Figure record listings
=-=-=

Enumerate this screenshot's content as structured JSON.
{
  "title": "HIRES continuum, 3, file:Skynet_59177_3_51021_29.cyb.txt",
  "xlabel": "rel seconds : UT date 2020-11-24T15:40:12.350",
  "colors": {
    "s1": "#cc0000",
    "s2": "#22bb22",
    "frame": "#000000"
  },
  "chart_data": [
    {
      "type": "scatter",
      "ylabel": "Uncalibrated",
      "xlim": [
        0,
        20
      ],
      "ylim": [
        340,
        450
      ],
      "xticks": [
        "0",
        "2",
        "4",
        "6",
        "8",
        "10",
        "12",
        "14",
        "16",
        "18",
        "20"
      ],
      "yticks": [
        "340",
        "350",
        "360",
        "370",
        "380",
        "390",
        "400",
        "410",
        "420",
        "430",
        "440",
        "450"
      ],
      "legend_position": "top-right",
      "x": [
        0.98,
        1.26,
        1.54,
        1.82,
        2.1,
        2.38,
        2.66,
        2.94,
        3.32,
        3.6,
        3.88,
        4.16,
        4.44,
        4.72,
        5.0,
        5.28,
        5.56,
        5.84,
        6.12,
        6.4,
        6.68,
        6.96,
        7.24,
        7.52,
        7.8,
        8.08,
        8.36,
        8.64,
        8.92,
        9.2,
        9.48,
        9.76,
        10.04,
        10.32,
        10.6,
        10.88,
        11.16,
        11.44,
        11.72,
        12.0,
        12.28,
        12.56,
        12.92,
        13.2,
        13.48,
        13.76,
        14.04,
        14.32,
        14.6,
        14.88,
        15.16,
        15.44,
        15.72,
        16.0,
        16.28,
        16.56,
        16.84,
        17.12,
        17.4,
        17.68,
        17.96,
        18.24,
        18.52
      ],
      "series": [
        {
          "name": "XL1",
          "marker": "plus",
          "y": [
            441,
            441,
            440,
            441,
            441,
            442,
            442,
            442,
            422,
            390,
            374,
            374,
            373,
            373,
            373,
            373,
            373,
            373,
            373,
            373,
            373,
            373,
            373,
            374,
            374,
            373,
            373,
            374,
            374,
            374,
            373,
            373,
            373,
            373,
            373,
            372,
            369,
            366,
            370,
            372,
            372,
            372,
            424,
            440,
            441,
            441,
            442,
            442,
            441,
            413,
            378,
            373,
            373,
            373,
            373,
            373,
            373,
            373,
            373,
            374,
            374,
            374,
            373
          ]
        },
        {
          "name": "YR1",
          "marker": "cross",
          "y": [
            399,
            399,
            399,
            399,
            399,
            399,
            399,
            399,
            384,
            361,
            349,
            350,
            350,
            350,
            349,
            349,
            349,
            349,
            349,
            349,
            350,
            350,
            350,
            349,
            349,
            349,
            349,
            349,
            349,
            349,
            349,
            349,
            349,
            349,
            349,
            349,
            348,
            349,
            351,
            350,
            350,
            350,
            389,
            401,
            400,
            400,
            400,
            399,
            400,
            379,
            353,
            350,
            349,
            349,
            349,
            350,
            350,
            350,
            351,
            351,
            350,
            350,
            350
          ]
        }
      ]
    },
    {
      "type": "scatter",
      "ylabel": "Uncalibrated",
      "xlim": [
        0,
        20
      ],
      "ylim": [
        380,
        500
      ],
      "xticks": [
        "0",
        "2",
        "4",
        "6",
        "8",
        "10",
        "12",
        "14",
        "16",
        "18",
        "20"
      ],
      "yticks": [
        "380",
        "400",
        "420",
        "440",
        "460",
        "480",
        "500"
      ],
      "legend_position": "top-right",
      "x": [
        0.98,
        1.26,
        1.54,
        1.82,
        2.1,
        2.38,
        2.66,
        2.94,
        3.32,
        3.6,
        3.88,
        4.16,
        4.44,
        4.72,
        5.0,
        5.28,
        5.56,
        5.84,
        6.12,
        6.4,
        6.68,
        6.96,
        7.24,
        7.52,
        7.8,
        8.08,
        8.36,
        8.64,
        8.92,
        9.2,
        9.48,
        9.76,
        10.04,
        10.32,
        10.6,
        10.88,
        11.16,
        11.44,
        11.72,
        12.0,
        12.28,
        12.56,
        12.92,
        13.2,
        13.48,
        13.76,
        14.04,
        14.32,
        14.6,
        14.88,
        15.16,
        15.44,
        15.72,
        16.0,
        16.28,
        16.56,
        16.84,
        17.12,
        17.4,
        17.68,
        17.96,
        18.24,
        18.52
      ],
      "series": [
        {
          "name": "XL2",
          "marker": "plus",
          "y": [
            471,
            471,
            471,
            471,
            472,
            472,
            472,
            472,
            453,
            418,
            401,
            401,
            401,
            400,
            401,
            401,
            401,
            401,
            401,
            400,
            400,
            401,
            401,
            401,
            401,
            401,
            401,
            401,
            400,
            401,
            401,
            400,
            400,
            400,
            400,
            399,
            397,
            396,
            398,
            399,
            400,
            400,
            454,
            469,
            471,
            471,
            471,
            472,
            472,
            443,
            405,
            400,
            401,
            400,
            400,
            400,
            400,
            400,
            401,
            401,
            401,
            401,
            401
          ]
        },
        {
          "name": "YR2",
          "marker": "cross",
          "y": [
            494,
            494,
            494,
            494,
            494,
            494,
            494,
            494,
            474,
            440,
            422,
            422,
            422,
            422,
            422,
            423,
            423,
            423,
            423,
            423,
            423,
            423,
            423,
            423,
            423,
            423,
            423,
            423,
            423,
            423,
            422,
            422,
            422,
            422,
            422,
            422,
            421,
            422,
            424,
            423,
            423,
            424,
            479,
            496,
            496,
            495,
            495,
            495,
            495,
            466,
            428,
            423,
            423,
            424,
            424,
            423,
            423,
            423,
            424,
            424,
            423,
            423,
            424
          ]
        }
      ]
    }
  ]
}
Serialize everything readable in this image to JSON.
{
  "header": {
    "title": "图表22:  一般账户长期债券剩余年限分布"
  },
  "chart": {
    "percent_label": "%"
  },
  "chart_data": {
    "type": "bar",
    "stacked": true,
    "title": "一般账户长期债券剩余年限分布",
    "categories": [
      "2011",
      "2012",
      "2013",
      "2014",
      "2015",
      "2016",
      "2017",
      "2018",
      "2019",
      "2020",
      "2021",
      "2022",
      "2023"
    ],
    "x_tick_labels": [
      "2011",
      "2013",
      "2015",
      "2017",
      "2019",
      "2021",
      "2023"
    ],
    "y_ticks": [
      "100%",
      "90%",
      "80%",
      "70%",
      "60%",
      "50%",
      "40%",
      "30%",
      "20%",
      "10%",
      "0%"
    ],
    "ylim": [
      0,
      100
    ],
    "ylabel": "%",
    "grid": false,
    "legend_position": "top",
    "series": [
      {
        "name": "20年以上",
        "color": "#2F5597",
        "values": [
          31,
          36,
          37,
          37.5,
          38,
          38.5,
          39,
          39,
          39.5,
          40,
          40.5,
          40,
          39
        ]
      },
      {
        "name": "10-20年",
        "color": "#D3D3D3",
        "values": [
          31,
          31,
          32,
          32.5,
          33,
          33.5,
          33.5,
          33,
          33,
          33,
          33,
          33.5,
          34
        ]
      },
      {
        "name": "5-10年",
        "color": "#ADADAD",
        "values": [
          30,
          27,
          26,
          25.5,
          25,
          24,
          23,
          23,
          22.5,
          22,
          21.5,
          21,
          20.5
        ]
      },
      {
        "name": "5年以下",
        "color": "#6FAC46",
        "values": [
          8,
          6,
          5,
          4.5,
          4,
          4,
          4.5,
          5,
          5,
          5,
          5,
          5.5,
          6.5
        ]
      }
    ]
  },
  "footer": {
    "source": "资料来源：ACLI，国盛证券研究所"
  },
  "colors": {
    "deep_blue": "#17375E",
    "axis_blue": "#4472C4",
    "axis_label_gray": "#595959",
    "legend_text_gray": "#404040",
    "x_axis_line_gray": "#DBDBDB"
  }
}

=-=-=

* [Set exercise]: Repeat back the data above, exact to the last character.

* [Result for this task]:
Enumerate this screenshot's content as structured JSON.
{
  "title": "HIRES continuum, 3, file:Skynet_59177_3_51021_29.cyb.txt",
  "xlabel": "rel seconds : UT date 2020-11-24T15:40:12.350",
  "colors": {
    "s1": "#cc0000",
    "s2": "#22bb22",
    "frame": "#000000"
  },
  "chart_data": [
    {
      "type": "scatter",
      "ylabel": "Uncalibrated",
      "xlim": [
        0,
        20
      ],
      "ylim": [
        340,
        450
      ],
      "xticks": [
        "0",
        "2",
        "4",
        "6",
        "8",
        "10",
        "12",
        "14",
        "16",
        "18",
        "20"
      ],
      "yticks": [
        "340",
        "350",
        "360",
        "370",
        "380",
        "390",
        "400",
        "410",
        "420",
        "430",
        "440",
        "450"
      ],
      "legend_position": "top-right",
      "x": [
        0.98,
        1.26,
        1.54,
        1.82,
        2.1,
        2.38,
        2.66,
        2.94,
        3.32,
        3.6,
        3.88,
        4.16,
        4.44,
        4.72,
        5.0,
        5.28,
        5.56,
        5.84,
        6.12,
        6.4,
        6.68,
        6.96,
        7.24,
        7.52,
        7.8,
        8.08,
        8.36,
        8.64,
        8.92,
        9.2,
        9.48,
        9.76,
        10.04,
        10.32,
        10.6,
        10.88,
        11.16,
        11.44,
        11.72,
        12.0,
        12.28,
        12.56,
        12.92,
        13.2,
        13.48,
        13.76,
        14.04,
        14.32,
        14.6,
        14.88,
        15.16,
        15.44,
        15.72,
        16.0,
        16.28,
        16.56,
        16.84,
        17.12,
        17.4,
        17.68,
        17.96,
        18.24,
        18.52
      ],
      "series": [
        {
          "name": "XL1",
          "marker": "plus",
          "y": [
            441,
            441,
            440,
            441,
            441,
            442,
            442,
            442,
            422,
            390,
            374,
            374,
            373,
            373,
            373,
            373,
            373,
            373,
            373,
            373,
            373,
            373,
            373,
            374,
            374,
            373,
            373,
            374,
            374,
            374,
            373,
            373,
            373,
            373,
            373,
            372,
            369,
            366,
            370,
            372,
            372,
            372,
            424,
            440,
            441,
            441,
            442,
            442,
            441,
            413,
            378,
            373,
            373,
            373,
            373,
            373,
            373,
            373,
            373,
            374,
            374,
            374,
            373
          ]
        },
        {
          "name": "YR1",
          "marker": "cross",
          "y": [
            399,
            399,
            399,
            399,
            399,
            399,
            399,
            399,
            384,
            361,
            349,
            350,
            350,
            350,
            349,
            349,
            349,
            349,
            349,
            349,
            350,
            350,
            350,
            349,
            349,
            349,
            349,
            349,
            349,
            349,
            349,
            349,
            349,
            349,
            349,
            349,
            348,
            349,
            351,
            350,
            350,
            350,
            389,
            401,
            400,
            400,
            400,
            399,
            400,
            379,
            353,
            350,
            349,
            349,
            349,
            350,
            350,
            350,
            351,
            351,
            350,
            350,
            350
          ]
        }
      ]
    },
    {
      "type": "scatter",
      "ylabel": "Uncalibrated",
      "xlim": [
        0,
        20
      ],
      "ylim": [
        380,
        500
      ],
      "xticks": [
        "0",
        "2",
        "4",
        "6",
        "8",
        "10",
        "12",
        "14",
        "16",
        "18",
        "20"
      ],
      "yticks": [
        "380",
        "400",
        "420",
        "440",
        "460",
        "480",
        "500"
      ],
      "legend_position": "top-right",
      "x": [
        0.98,
        1.26,
        1.54,
        1.82,
        2.1,
        2.38,
        2.66,
        2.94,
        3.32,
        3.6,
        3.88,
        4.16,
        4.44,
        4.72,
        5.0,
        5.28,
        5.56,
        5.84,
        6.12,
        6.4,
        6.68,
        6.96,
        7.24,
        7.52,
        7.8,
        8.08,
        8.36,
        8.64,
        8.92,
        9.2,
        9.48,
        9.76,
        10.04,
        10.32,
        10.6,
        10.88,
        11.16,
        11.44,
        11.72,
        12.0,
        12.28,
        12.56,
        12.92,
        13.2,
        13.48,
        13.76,
        14.04,
        14.32,
        14.6,
        14.88,
        15.16,
        15.44,
        15.72,
        16.0,
        16.28,
        16.56,
        16.84,
        17.12,
        17.4,
        17.68,
        17.96,
        18.24,
        18.52
      ],
      "series": [
        {
          "name": "XL2",
          "marker": "plus",
          "y": [
            471,
            471,
            471,
            471,
            472,
            472,
            472,
            472,
            453,
            418,
            401,
            401,
            401,
            400,
            401,
            401,
            401,
            401,
            401,
            400,
            400,
            401,
            401,
            401,
            401,
            401,
            401,
            401,
            400,
            401,
            401,
            400,
            400,
            400,
            400,
            399,
            397,
            396,
            398,
            399,
            400,
            400,
            454,
            469,
            471,
            471,
            471,
            472,
            472,
            443,
            405,
            400,
            401,
            400,
            400,
            400,
            400,
            400,
            401,
            401,
            401,
            401,
            401
          ]
        },
        {
          "name": "YR2",
          "marker": "cross",
          "y": [
            494,
            494,
            494,
            494,
            494,
            494,
            494,
            494,
            474,
            440,
            422,
            422,
            422,
            422,
            422,
            423,
            423,
            423,
            423,
            423,
            423,
            423,
            423,
            423,
            423,
            423,
            423,
            423,
            423,
            423,
            422,
            422,
            422,
            422,
            422,
            422,
            421,
            422,
            424,
            423,
            423,
            424,
            479,
            496,
            496,
            495,
            495,
            495,
            495,
            466,
            428,
            423,
            423,
            424,
            424,
            423,
            423,
            423,
            424,
            424,
            423,
            423,
            424
          ]
        }
      ]
    }
  ]
}
Serialize everything readable in this image to JSON.
{
  "header": {
    "title": "图表22:  一般账户长期债券剩余年限分布"
  },
  "chart": {
    "percent_label": "%"
  },
  "chart_data": {
    "type": "bar",
    "stacked": true,
    "title": "一般账户长期债券剩余年限分布",
    "categories": [
      "2011",
      "2012",
      "2013",
      "2014",
      "2015",
      "2016",
      "2017",
      "2018",
      "2019",
      "2020",
      "2021",
      "2022",
      "2023"
    ],
    "x_tick_labels": [
      "2011",
      "2013",
      "2015",
      "2017",
      "2019",
      "2021",
      "2023"
    ],
    "y_ticks": [
      "100%",
      "90%",
      "80%",
      "70%",
      "60%",
      "50%",
      "40%",
      "30%",
      "20%",
      "10%",
      "0%"
    ],
    "ylim": [
      0,
      100
    ],
    "ylabel": "%",
    "grid": false,
    "legend_position": "top",
    "series": [
      {
        "name": "20年以上",
        "color": "#2F5597",
        "values": [
          31,
          36,
          37,
          37.5,
          38,
          38.5,
          39,
          39,
          39.5,
          40,
          40.5,
          40,
          39
        ]
      },
      {
        "name": "10-20年",
        "color": "#D3D3D3",
        "values": [
          31,
          31,
          32,
          32.5,
          33,
          33.5,
          33.5,
          33,
          33,
          33,
          33,
          33.5,
          34
        ]
      },
      {
        "name": "5-10年",
        "color": "#ADADAD",
        "values": [
          30,
          27,
          26,
          25.5,
          25,
          24,
          23,
          23,
          22.5,
          22,
          21.5,
          21,
          20.5
        ]
      },
      {
        "name": "5年以下",
        "color": "#6FAC46",
        "values": [
          8,
          6,
          5,
          4.5,
          4,
          4,
          4.5,
          5,
          5,
          5,
          5,
          5.5,
          6.5
        ]
      }
    ]
  },
  "footer": {
    "source": "资料来源：ACLI，国盛证券研究所"
  },
  "colors": {
    "deep_blue": "#17375E",
    "axis_blue": "#4472C4",
    "axis_label_gray": "#595959",
    "legend_text_gray": "#404040",
    "x_axis_line_gray": "#DBDBDB"
  }
}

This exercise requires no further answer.